* start Records for this task *

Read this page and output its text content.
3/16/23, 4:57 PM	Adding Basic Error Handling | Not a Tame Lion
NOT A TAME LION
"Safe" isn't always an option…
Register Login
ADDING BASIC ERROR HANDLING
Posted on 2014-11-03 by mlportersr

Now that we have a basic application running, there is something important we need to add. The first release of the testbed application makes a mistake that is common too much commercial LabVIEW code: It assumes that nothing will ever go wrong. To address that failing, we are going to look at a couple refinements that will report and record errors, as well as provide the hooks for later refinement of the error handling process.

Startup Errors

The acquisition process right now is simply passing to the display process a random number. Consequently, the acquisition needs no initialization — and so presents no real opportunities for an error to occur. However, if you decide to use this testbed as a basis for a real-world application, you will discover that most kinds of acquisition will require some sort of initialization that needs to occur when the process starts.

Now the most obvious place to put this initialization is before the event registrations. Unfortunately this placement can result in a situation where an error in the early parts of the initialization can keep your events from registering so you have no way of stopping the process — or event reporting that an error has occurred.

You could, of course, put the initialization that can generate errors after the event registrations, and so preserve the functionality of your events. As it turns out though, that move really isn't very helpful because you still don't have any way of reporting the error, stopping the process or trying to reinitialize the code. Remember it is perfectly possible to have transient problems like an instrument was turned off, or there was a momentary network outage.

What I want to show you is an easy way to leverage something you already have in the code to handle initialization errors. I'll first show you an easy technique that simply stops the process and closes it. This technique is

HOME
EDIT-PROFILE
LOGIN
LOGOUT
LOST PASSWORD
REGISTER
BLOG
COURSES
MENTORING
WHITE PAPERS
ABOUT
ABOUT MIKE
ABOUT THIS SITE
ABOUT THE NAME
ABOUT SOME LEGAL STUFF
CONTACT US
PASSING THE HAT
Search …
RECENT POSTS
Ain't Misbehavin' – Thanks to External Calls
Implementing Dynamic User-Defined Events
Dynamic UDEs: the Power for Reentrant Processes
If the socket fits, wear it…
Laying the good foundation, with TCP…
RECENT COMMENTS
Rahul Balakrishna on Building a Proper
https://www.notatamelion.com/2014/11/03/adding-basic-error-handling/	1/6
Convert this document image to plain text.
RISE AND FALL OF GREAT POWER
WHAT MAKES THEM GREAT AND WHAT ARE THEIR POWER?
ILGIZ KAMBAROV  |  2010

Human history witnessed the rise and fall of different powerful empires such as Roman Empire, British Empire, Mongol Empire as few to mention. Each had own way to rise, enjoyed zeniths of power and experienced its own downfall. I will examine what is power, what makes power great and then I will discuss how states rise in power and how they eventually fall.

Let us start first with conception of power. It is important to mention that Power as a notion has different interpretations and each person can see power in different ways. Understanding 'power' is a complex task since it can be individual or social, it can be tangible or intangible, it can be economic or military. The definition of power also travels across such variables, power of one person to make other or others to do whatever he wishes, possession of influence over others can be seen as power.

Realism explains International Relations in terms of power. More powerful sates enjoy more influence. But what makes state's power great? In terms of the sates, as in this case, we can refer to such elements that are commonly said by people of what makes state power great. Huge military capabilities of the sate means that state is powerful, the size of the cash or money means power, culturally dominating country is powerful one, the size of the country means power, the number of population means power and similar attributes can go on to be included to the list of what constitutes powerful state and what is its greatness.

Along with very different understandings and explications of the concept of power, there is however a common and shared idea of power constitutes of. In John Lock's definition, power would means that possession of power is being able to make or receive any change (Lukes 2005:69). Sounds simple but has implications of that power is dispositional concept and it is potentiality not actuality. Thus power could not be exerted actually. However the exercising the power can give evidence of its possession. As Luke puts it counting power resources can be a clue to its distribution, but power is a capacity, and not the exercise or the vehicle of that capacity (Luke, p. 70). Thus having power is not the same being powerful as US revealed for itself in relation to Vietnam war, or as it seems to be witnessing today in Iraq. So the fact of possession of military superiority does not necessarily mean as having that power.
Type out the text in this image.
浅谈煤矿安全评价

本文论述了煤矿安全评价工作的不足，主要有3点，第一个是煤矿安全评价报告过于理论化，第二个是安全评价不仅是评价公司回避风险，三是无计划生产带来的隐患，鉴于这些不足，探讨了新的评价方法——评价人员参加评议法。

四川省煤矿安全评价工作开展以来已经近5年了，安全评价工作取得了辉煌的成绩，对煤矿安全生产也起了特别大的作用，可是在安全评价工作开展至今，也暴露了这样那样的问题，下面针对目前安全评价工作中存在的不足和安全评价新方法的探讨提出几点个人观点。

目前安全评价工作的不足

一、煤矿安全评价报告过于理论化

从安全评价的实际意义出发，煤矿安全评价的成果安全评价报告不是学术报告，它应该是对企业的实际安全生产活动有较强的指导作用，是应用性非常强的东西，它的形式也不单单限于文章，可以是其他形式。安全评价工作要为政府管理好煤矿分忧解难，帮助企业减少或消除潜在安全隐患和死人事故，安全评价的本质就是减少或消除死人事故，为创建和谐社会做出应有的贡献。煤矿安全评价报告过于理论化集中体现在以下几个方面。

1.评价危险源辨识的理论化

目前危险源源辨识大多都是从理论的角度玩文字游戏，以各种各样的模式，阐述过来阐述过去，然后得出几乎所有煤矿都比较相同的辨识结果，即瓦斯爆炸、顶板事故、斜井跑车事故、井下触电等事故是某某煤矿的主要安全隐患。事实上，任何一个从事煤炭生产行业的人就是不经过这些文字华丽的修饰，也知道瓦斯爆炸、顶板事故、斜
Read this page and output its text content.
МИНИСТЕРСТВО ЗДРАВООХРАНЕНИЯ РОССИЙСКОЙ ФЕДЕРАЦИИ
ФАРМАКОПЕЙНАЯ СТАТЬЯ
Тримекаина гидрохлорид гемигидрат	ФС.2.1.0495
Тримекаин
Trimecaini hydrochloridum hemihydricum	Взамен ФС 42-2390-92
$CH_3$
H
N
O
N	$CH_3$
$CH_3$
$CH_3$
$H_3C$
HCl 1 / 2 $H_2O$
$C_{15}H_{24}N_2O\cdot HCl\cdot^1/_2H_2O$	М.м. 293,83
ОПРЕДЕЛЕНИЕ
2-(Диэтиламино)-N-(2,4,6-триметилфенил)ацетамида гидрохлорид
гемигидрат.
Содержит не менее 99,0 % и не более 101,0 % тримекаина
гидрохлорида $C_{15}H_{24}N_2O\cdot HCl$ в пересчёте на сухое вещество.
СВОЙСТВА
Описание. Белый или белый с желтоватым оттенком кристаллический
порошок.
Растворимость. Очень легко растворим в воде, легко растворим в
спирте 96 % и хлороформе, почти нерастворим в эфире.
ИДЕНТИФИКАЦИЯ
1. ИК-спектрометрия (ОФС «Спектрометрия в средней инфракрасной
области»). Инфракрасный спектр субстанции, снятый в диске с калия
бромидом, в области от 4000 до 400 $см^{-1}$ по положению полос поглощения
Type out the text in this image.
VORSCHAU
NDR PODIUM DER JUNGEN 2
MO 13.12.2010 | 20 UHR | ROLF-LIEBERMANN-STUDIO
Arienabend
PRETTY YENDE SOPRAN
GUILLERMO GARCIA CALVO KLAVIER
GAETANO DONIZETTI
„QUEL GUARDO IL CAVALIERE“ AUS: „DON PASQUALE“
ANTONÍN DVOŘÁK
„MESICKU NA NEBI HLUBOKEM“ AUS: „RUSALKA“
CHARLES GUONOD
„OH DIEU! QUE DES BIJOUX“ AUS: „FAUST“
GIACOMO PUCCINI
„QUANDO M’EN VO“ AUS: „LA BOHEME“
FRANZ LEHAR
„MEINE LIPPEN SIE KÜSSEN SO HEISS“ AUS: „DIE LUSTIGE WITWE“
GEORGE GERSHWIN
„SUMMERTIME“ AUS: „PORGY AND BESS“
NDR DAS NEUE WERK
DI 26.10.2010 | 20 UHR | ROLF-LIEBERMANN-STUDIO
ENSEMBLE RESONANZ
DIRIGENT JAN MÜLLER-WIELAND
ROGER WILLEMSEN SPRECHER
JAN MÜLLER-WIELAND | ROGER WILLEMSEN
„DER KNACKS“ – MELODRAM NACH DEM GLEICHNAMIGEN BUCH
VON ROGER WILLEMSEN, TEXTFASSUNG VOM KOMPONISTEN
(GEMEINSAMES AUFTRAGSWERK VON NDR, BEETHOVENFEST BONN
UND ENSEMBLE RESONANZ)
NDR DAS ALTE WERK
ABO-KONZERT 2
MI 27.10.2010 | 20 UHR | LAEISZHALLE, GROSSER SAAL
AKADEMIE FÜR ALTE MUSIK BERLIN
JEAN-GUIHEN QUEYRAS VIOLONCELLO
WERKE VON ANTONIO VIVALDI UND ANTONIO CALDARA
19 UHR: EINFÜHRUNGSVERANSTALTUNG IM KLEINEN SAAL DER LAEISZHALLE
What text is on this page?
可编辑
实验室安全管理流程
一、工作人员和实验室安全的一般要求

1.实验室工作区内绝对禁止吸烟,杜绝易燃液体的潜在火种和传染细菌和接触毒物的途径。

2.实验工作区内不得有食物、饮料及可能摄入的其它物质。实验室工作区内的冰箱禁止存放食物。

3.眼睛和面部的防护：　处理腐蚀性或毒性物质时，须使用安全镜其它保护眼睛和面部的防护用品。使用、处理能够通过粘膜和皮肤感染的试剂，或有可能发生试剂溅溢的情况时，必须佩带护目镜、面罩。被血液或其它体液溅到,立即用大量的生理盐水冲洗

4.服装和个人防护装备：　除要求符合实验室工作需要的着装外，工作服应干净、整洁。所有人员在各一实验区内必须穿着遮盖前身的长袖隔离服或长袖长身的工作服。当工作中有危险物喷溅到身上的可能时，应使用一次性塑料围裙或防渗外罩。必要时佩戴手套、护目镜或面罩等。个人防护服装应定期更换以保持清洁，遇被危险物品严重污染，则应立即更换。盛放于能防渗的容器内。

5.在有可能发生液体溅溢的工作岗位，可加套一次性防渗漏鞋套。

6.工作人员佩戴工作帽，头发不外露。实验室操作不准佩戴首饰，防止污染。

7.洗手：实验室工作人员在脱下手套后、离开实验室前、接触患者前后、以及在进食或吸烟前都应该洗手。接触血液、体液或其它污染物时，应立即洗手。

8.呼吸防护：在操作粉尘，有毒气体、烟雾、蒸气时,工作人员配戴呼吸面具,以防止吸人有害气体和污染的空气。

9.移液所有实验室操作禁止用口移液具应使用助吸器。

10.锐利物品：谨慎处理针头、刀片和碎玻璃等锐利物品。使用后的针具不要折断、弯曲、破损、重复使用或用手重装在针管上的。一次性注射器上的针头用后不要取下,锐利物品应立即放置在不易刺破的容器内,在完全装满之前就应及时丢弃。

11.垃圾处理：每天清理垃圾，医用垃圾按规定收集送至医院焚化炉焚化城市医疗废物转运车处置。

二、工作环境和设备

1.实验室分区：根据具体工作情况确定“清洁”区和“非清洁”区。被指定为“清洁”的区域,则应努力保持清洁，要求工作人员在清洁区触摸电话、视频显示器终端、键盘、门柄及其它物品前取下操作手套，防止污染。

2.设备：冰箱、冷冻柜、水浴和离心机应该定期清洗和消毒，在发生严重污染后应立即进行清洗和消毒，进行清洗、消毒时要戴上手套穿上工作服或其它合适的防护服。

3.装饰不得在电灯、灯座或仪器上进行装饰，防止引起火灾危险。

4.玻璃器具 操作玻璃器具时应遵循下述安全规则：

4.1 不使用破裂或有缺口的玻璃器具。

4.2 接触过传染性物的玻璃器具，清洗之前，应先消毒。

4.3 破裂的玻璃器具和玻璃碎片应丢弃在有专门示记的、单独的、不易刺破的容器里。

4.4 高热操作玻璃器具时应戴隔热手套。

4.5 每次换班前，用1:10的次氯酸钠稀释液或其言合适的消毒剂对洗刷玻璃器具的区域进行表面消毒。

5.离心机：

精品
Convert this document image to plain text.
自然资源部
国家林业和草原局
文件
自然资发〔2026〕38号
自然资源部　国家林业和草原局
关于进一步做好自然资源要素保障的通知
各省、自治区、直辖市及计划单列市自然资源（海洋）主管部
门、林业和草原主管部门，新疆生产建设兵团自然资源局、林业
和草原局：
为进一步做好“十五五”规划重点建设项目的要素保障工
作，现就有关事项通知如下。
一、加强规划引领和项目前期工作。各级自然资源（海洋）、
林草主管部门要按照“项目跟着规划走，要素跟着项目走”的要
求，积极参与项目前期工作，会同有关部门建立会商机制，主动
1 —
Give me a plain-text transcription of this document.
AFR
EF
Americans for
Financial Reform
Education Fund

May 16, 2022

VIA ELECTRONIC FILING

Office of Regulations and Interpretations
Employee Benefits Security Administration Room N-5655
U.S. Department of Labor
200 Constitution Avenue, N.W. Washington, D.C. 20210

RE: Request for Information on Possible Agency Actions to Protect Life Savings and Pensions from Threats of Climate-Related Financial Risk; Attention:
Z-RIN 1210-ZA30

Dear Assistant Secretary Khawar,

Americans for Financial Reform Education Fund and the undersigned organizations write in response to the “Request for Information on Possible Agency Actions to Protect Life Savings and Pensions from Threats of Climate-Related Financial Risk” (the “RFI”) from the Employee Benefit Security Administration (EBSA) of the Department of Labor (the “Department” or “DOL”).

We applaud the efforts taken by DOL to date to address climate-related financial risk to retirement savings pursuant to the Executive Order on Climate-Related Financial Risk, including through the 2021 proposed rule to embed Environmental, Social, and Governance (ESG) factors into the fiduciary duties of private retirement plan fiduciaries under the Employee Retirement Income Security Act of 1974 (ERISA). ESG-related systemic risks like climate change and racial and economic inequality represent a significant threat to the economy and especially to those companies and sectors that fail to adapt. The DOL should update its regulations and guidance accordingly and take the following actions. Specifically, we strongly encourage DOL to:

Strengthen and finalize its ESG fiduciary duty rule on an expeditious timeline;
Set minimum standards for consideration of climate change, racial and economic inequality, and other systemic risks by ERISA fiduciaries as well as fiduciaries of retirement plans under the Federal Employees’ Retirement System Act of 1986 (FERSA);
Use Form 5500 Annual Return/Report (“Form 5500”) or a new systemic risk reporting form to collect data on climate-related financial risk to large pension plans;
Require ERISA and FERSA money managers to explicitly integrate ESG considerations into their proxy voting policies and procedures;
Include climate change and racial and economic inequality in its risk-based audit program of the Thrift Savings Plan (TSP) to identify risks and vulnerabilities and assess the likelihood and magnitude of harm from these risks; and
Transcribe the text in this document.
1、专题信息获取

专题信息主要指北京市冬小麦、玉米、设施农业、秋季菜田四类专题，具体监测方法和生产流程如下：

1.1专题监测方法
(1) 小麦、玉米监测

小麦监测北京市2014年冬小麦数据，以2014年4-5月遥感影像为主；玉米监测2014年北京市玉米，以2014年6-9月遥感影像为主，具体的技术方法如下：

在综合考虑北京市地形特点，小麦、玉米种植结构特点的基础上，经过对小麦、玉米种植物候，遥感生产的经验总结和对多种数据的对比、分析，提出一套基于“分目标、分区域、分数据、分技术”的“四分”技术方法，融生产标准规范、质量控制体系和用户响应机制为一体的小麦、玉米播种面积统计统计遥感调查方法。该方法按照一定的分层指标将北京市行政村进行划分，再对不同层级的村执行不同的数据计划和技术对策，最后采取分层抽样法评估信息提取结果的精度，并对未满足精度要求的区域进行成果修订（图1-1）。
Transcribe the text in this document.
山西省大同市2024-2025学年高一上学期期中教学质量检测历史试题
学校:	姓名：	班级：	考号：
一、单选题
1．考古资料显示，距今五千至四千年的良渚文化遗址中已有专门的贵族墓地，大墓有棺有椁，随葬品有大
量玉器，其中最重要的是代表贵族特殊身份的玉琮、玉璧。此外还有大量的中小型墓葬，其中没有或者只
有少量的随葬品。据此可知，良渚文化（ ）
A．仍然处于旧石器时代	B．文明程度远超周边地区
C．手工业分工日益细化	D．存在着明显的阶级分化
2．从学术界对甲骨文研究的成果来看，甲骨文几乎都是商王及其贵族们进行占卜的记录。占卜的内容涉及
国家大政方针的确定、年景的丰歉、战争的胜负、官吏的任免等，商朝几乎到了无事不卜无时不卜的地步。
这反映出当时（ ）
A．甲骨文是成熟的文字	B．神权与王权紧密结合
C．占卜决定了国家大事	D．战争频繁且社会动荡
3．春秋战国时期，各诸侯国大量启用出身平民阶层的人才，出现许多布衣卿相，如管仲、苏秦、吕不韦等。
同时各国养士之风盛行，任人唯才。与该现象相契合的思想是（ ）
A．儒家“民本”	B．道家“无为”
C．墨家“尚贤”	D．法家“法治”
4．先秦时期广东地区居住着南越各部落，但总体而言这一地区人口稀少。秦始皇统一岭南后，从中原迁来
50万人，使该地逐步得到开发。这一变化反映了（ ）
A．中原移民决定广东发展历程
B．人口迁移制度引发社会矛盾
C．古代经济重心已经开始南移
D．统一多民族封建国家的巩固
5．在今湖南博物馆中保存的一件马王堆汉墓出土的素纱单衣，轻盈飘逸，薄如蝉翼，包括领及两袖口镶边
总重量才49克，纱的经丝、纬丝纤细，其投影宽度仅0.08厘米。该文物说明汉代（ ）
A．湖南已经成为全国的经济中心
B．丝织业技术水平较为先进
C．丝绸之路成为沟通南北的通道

* end Records for this task *

• [What is asked]
Pick every line with "ALTE" in it and copy it.

• [Finished answer]
NDR DAS ALTE WERK
AKADEMIE FÜR ALTE MUSIK BERLIN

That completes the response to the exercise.